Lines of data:
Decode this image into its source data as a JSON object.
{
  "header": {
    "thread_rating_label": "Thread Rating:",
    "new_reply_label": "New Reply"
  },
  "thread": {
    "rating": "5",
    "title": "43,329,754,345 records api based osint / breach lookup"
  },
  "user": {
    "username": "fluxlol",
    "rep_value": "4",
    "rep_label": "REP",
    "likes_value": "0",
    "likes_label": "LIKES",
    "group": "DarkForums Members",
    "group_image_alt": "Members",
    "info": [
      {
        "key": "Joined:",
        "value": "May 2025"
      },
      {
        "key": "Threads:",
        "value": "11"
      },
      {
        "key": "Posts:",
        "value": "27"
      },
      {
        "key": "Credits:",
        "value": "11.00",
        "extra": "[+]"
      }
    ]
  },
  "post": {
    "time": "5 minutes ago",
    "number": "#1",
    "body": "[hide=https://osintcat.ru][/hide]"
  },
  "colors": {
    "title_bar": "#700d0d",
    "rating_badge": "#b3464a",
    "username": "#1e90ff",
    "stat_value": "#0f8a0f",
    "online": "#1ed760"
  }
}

→ INSTRUCTION: Transcribe the material exactly as it reads.

→ WRITTEN ANSWER:
Decode this image into its source data as a JSON object.
{
  "header": {
    "thread_rating_label": "Thread Rating:",
    "new_reply_label": "New Reply"
  },
  "thread": {
    "rating": "5",
    "title": "43,329,754,345 records api based osint / breach lookup"
  },
  "user": {
    "username": "fluxlol",
    "rep_value": "4",
    "rep_label": "REP",
    "likes_value": "0",
    "likes_label": "LIKES",
    "group": "DarkForums Members",
    "group_image_alt": "Members",
    "info": [
      {
        "key": "Joined:",
        "value": "May 2025"
      },
      {
        "key": "Threads:",
        "value": "11"
      },
      {
        "key": "Posts:",
        "value": "27"
      },
      {
        "key": "Credits:",
        "value": "11.00",
        "extra": "[+]"
      }
    ]
  },
  "post": {
    "time": "5 minutes ago",
    "number": "#1",
    "body": "[hide=https://osintcat.ru][/hide]"
  },
  "colors": {
    "title_bar": "#700d0d",
    "rating_badge": "#b3464a",
    "username": "#1e90ff",
    "stat_value": "#0f8a0f",
    "online": "#1ed760"
  }
}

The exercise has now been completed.